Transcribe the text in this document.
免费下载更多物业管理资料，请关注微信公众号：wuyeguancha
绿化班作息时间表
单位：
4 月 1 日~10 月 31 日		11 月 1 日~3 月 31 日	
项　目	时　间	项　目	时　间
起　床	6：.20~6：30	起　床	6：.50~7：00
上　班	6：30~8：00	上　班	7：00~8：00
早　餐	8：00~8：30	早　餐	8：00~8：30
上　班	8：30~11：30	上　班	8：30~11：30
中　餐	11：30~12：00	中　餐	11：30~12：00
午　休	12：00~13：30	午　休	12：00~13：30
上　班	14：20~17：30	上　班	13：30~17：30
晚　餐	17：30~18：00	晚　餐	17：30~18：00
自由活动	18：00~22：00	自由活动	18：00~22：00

SET EXERCISE. Each of the records should be retyped exactly.

COMPLETED TASK.
Transcribe the text in this document.
免费下载更多物业管理资料，请关注微信公众号：wuyeguancha
绿化班作息时间表
单位：
4 月 1 日~10 月 31 日		11 月 1 日~3 月 31 日	
项　目	时　间	项　目	时　间
起　床	6：.20~6：30	起　床	6：.50~7：00
上　班	6：30~8：00	上　班	7：00~8：00
早　餐	8：00~8：30	早　餐	8：00~8：30
上　班	8：30~11：30	上　班	8：30~11：30
中　餐	11：30~12：00	中　餐	11：30~12：00
午　休	12：00~13：30	午　休	12：00~13：30
上　班	14：20~17：30	上　班	13：30~17：30
晚　餐	17：30~18：00	晚　餐	17：30~18：00
自由活动	18：00~22：00	自由活动	18：00~22：00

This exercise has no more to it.